Task directions » Write the material out again exactly.

Records from a collection »
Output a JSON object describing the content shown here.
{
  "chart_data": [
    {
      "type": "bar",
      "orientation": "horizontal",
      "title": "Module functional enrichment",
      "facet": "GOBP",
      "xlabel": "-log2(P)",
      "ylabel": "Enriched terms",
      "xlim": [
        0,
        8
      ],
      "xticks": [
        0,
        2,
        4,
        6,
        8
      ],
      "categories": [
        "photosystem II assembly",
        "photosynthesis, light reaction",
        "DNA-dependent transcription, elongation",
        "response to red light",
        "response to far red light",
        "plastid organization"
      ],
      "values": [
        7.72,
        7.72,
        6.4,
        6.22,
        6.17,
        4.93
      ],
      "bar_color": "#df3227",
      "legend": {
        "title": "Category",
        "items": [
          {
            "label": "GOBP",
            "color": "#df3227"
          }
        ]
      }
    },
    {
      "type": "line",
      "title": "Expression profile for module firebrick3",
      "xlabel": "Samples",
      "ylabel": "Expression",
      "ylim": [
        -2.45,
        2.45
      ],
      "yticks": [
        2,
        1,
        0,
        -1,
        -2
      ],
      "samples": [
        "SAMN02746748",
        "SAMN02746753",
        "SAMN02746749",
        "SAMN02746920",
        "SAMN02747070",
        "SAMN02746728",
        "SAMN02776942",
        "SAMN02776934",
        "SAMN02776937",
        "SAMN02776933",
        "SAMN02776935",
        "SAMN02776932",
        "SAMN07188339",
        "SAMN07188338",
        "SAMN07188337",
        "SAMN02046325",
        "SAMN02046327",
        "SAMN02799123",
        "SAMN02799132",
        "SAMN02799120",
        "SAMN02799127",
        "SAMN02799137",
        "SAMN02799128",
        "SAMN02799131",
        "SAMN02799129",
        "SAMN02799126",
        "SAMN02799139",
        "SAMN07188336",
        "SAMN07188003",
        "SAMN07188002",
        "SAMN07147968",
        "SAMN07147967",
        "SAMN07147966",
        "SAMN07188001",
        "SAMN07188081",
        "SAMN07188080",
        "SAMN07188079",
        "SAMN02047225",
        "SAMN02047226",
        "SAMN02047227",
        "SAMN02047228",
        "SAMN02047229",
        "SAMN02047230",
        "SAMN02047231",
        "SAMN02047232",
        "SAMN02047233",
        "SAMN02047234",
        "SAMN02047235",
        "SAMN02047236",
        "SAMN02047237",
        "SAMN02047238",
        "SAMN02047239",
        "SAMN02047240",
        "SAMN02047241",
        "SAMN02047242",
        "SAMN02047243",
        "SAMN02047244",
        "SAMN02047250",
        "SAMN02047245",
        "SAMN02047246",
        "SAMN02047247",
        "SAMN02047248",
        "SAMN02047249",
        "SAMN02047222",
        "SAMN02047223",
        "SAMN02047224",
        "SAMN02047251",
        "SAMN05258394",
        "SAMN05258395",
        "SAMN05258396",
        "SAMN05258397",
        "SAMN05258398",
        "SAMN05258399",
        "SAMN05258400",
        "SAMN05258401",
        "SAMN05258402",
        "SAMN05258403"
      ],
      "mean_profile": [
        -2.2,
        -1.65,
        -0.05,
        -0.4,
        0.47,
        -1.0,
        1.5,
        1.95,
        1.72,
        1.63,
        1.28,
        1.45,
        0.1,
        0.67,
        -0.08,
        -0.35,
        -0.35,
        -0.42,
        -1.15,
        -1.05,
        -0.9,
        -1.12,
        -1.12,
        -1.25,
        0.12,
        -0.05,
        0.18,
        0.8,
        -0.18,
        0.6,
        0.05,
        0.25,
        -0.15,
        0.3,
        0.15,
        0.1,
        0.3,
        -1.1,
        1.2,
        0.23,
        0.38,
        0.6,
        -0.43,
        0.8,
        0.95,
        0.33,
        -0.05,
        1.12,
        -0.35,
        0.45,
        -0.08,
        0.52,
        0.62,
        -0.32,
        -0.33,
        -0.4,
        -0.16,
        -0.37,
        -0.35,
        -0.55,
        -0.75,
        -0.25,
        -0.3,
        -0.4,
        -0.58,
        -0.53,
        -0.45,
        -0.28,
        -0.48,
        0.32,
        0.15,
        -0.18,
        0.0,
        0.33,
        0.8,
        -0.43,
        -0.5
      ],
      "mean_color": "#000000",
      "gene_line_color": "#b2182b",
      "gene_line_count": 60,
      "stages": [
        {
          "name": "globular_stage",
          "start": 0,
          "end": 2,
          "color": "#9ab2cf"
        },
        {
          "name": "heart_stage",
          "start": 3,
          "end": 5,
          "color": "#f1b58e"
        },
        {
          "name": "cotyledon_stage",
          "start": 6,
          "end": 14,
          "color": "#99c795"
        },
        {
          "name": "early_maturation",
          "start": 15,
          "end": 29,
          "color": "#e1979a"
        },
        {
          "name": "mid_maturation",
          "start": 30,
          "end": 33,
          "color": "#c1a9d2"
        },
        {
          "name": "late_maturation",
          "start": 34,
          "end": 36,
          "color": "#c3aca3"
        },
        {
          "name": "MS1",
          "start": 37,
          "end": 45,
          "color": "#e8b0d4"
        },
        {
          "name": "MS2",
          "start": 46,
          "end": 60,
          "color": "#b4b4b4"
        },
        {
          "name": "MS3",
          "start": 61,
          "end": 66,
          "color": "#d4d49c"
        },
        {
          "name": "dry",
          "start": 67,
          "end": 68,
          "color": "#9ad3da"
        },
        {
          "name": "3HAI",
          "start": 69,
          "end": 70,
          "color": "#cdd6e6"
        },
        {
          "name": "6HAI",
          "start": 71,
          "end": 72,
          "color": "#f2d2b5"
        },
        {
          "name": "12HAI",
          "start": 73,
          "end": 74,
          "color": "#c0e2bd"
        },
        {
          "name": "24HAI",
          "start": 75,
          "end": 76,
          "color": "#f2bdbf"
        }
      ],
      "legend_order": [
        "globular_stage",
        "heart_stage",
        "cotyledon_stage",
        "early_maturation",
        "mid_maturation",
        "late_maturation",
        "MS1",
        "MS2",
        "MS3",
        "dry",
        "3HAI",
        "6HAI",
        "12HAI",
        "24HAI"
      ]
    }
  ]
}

Finished answer »
Output a JSON object describing the content shown here.
{
  "chart_data": [
    {
      "type": "bar",
      "orientation": "horizontal",
      "title": "Module functional enrichment",
      "facet": "GOBP",
      "xlabel": "-log2(P)",
      "ylabel": "Enriched terms",
      "xlim": [
        0,
        8
      ],
      "xticks": [
        0,
        2,
        4,
        6,
        8
      ],
      "categories": [
        "photosystem II assembly",
        "photosynthesis, light reaction",
        "DNA-dependent transcription, elongation",
        "response to red light",
        "response to far red light",
        "plastid organization"
      ],
      "values": [
        7.72,
        7.72,
        6.4,
        6.22,
        6.17,
        4.93
      ],
      "bar_color": "#df3227",
      "legend": {
        "title": "Category",
        "items": [
          {
            "label": "GOBP",
            "color": "#df3227"
          }
        ]
      }
    },
    {
      "type": "line",
      "title": "Expression profile for module firebrick3",
      "xlabel": "Samples",
      "ylabel": "Expression",
      "ylim": [
        -2.45,
        2.45
      ],
      "yticks": [
        2,
        1,
        0,
        -1,
        -2
      ],
      "samples": [
        "SAMN02746748",
        "SAMN02746753",
        "SAMN02746749",
        "SAMN02746920",
        "SAMN02747070",
        "SAMN02746728",
        "SAMN02776942",
        "SAMN02776934",
        "SAMN02776937",
        "SAMN02776933",
        "SAMN02776935",
        "SAMN02776932",
        "SAMN07188339",
        "SAMN07188338",
        "SAMN07188337",
        "SAMN02046325",
        "SAMN02046327",
        "SAMN02799123",
        "SAMN02799132",
        "SAMN02799120",
        "SAMN02799127",
        "SAMN02799137",
        "SAMN02799128",
        "SAMN02799131",
        "SAMN02799129",
        "SAMN02799126",
        "SAMN02799139",
        "SAMN07188336",
        "SAMN07188003",
        "SAMN07188002",
        "SAMN07147968",
        "SAMN07147967",
        "SAMN07147966",
        "SAMN07188001",
        "SAMN07188081",
        "SAMN07188080",
        "SAMN07188079",
        "SAMN02047225",
        "SAMN02047226",
        "SAMN02047227",
        "SAMN02047228",
        "SAMN02047229",
        "SAMN02047230",
        "SAMN02047231",
        "SAMN02047232",
        "SAMN02047233",
        "SAMN02047234",
        "SAMN02047235",
        "SAMN02047236",
        "SAMN02047237",
        "SAMN02047238",
        "SAMN02047239",
        "SAMN02047240",
        "SAMN02047241",
        "SAMN02047242",
        "SAMN02047243",
        "SAMN02047244",
        "SAMN02047250",
        "SAMN02047245",
        "SAMN02047246",
        "SAMN02047247",
        "SAMN02047248",
        "SAMN02047249",
        "SAMN02047222",
        "SAMN02047223",
        "SAMN02047224",
        "SAMN02047251",
        "SAMN05258394",
        "SAMN05258395",
        "SAMN05258396",
        "SAMN05258397",
        "SAMN05258398",
        "SAMN05258399",
        "SAMN05258400",
        "SAMN05258401",
        "SAMN05258402",
        "SAMN05258403"
      ],
      "mean_profile": [
        -2.2,
        -1.65,
        -0.05,
        -0.4,
        0.47,
        -1.0,
        1.5,
        1.95,
        1.72,
        1.63,
        1.28,
        1.45,
        0.1,
        0.67,
        -0.08,
        -0.35,
        -0.35,
        -0.42,
        -1.15,
        -1.05,
        -0.9,
        -1.12,
        -1.12,
        -1.25,
        0.12,
        -0.05,
        0.18,
        0.8,
        -0.18,
        0.6,
        0.05,
        0.25,
        -0.15,
        0.3,
        0.15,
        0.1,
        0.3,
        -1.1,
        1.2,
        0.23,
        0.38,
        0.6,
        -0.43,
        0.8,
        0.95,
        0.33,
        -0.05,
        1.12,
        -0.35,
        0.45,
        -0.08,
        0.52,
        0.62,
        -0.32,
        -0.33,
        -0.4,
        -0.16,
        -0.37,
        -0.35,
        -0.55,
        -0.75,
        -0.25,
        -0.3,
        -0.4,
        -0.58,
        -0.53,
        -0.45,
        -0.28,
        -0.48,
        0.32,
        0.15,
        -0.18,
        0.0,
        0.33,
        0.8,
        -0.43,
        -0.5
      ],
      "mean_color": "#000000",
      "gene_line_color": "#b2182b",
      "gene_line_count": 60,
      "stages": [
        {
          "name": "globular_stage",
          "start": 0,
          "end": 2,
          "color": "#9ab2cf"
        },
        {
          "name": "heart_stage",
          "start": 3,
          "end": 5,
          "color": "#f1b58e"
        },
        {
          "name": "cotyledon_stage",
          "start": 6,
          "end": 14,
          "color": "#99c795"
        },
        {
          "name": "early_maturation",
          "start": 15,
          "end": 29,
          "color": "#e1979a"
        },
        {
          "name": "mid_maturation",
          "start": 30,
          "end": 33,
          "color": "#c1a9d2"
        },
        {
          "name": "late_maturation",
          "start": 34,
          "end": 36,
          "color": "#c3aca3"
        },
        {
          "name": "MS1",
          "start": 37,
          "end": 45,
          "color": "#e8b0d4"
        },
        {
          "name": "MS2",
          "start": 46,
          "end": 60,
          "color": "#b4b4b4"
        },
        {
          "name": "MS3",
          "start": 61,
          "end": 66,
          "color": "#d4d49c"
        },
        {
          "name": "dry",
          "start": 67,
          "end": 68,
          "color": "#9ad3da"
        },
        {
          "name": "3HAI",
          "start": 69,
          "end": 70,
          "color": "#cdd6e6"
        },
        {
          "name": "6HAI",
          "start": 71,
          "end": 72,
          "color": "#f2d2b5"
        },
        {
          "name": "12HAI",
          "start": 73,
          "end": 74,
          "color": "#c0e2bd"
        },
        {
          "name": "24HAI",
          "start": 75,
          "end": 76,
          "color": "#f2bdbf"
        }
      ],
      "legend_order": [
        "globular_stage",
        "heart_stage",
        "cotyledon_stage",
        "early_maturation",
        "mid_maturation",
        "late_maturation",
        "MS1",
        "MS2",
        "MS3",
        "dry",
        "3HAI",
        "6HAI",
        "12HAI",
        "24HAI"
      ]
    }
  ]
}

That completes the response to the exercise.